**What you have to do**
Reproduce the full listing that appears beneath this instruction exactly.
>> Begin Available records
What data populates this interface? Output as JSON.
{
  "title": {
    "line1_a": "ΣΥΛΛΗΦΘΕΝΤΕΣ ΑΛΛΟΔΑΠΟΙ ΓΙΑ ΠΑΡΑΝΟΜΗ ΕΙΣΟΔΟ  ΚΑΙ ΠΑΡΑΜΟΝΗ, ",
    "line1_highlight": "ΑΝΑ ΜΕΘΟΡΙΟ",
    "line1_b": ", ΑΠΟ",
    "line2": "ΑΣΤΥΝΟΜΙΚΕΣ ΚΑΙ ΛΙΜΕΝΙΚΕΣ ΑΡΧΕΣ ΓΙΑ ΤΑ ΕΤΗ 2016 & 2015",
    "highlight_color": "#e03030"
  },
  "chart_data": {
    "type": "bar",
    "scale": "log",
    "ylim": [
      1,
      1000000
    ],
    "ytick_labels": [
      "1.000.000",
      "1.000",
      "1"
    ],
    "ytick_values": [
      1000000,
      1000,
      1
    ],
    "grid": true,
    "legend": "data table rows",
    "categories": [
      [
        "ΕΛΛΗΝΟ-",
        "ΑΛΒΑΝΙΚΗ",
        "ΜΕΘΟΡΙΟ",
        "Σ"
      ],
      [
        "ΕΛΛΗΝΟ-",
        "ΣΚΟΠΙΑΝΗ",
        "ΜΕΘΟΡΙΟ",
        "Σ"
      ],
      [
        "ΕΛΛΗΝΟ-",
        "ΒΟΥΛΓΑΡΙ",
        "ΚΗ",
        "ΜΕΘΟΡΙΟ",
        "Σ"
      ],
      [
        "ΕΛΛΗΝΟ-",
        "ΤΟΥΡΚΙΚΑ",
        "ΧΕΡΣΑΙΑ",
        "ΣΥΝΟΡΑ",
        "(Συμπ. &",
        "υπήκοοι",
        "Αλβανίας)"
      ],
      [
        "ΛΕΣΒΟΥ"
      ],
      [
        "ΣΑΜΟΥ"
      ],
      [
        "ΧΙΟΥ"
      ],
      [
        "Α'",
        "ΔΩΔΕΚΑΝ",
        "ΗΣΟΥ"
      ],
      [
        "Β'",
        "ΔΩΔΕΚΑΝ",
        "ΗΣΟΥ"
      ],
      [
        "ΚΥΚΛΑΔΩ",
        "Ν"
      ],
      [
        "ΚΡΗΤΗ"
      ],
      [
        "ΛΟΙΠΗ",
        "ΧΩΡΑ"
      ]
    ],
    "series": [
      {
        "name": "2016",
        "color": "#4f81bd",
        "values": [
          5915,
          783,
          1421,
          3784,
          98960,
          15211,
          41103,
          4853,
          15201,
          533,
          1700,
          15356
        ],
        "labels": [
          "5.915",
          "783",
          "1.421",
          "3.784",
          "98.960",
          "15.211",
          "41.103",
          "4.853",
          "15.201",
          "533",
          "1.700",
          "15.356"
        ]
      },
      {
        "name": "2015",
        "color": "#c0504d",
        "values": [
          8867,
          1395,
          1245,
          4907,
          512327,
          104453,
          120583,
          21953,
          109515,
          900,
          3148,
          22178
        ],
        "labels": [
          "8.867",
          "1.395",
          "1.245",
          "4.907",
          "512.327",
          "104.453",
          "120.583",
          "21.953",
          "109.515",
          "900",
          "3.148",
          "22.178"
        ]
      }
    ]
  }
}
>> End Available records
**Task response**
What data populates this interface? Output as JSON.
{
  "title": {
    "line1_a": "ΣΥΛΛΗΦΘΕΝΤΕΣ ΑΛΛΟΔΑΠΟΙ ΓΙΑ ΠΑΡΑΝΟΜΗ ΕΙΣΟΔΟ  ΚΑΙ ΠΑΡΑΜΟΝΗ, ",
    "line1_highlight": "ΑΝΑ ΜΕΘΟΡΙΟ",
    "line1_b": ", ΑΠΟ",
    "line2": "ΑΣΤΥΝΟΜΙΚΕΣ ΚΑΙ ΛΙΜΕΝΙΚΕΣ ΑΡΧΕΣ ΓΙΑ ΤΑ ΕΤΗ 2016 & 2015",
    "highlight_color": "#e03030"
  },
  "chart_data": {
    "type": "bar",
    "scale": "log",
    "ylim": [
      1,
      1000000
    ],
    "ytick_labels": [
      "1.000.000",
      "1.000",
      "1"
    ],
    "ytick_values": [
      1000000,
      1000,
      1
    ],
    "grid": true,
    "legend": "data table rows",
    "categories": [
      [
        "ΕΛΛΗΝΟ-",
        "ΑΛΒΑΝΙΚΗ",
        "ΜΕΘΟΡΙΟ",
        "Σ"
      ],
      [
        "ΕΛΛΗΝΟ-",
        "ΣΚΟΠΙΑΝΗ",
        "ΜΕΘΟΡΙΟ",
        "Σ"
      ],
      [
        "ΕΛΛΗΝΟ-",
        "ΒΟΥΛΓΑΡΙ",
        "ΚΗ",
        "ΜΕΘΟΡΙΟ",
        "Σ"
      ],
      [
        "ΕΛΛΗΝΟ-",
        "ΤΟΥΡΚΙΚΑ",
        "ΧΕΡΣΑΙΑ",
        "ΣΥΝΟΡΑ",
        "(Συμπ. &",
        "υπήκοοι",
        "Αλβανίας)"
      ],
      [
        "ΛΕΣΒΟΥ"
      ],
      [
        "ΣΑΜΟΥ"
      ],
      [
        "ΧΙΟΥ"
      ],
      [
        "Α'",
        "ΔΩΔΕΚΑΝ",
        "ΗΣΟΥ"
      ],
      [
        "Β'",
        "ΔΩΔΕΚΑΝ",
        "ΗΣΟΥ"
      ],
      [
        "ΚΥΚΛΑΔΩ",
        "Ν"
      ],
      [
        "ΚΡΗΤΗ"
      ],
      [
        "ΛΟΙΠΗ",
        "ΧΩΡΑ"
      ]
    ],
    "series": [
      {
        "name": "2016",
        "color": "#4f81bd",
        "values": [
          5915,
          783,
          1421,
          3784,
          98960,
          15211,
          41103,
          4853,
          15201,
          533,
          1700,
          15356
        ],
        "labels": [
          "5.915",
          "783",
          "1.421",
          "3.784",
          "98.960",
          "15.211",
          "41.103",
          "4.853",
          "15.201",
          "533",
          "1.700",
          "15.356"
        ]
      },
      {
        "name": "2015",
        "color": "#c0504d",
        "values": [
          8867,
          1395,
          1245,
          4907,
          512327,
          104453,
          120583,
          21953,
          109515,
          900,
          3148,
          22178
        ],
        "labels": [
          "8.867",
          "1.395",
          "1.245",
          "4.907",
          "512.327",
          "104.453",
          "120.583",
          "21.953",
          "109.515",
          "900",
          "3.148",
          "22.178"
        ]
      }
    ]
  }
}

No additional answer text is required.